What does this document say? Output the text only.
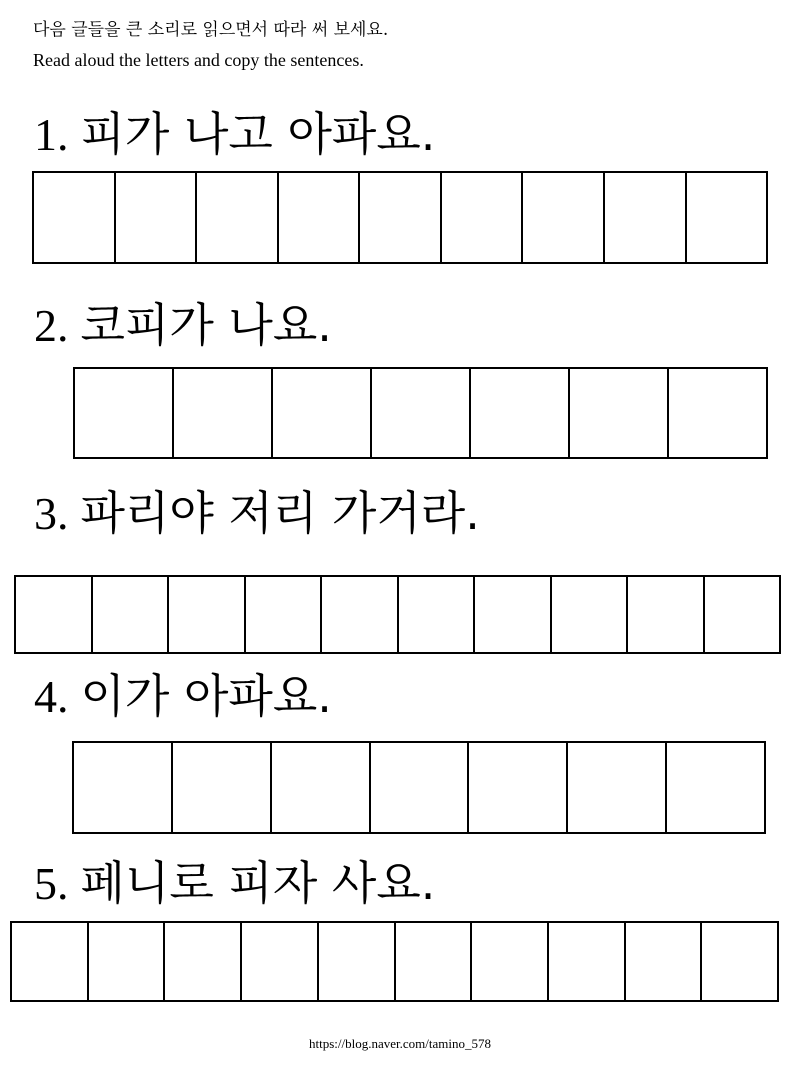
다음 글들을 큰 소리로 읽으면서 따라 써 보세요.
Read aloud the letters and copy the sentences.
1. 피가 나고 아파요.
2. 코피가 나요.
3. 파리야 저리 가거라.
4. 이가 아파요.
5. 페니로 피자 사요.
https://blog.naver.com/tamino_578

SET TASK
Without the pictures, restate all of the entries above verbatim.

EXERCISE ANSWER
What does this document say? Output the text only.
다음 글들을 큰 소리로 읽으면서 따라 써 보세요.
Read aloud the letters and copy the sentences.
1. 피가 나고 아파요.
2. 코피가 나요.
3. 파리야 저리 가거라.
4. 이가 아파요.
5. 페니로 피자 사요.
https://blog.naver.com/tamino_578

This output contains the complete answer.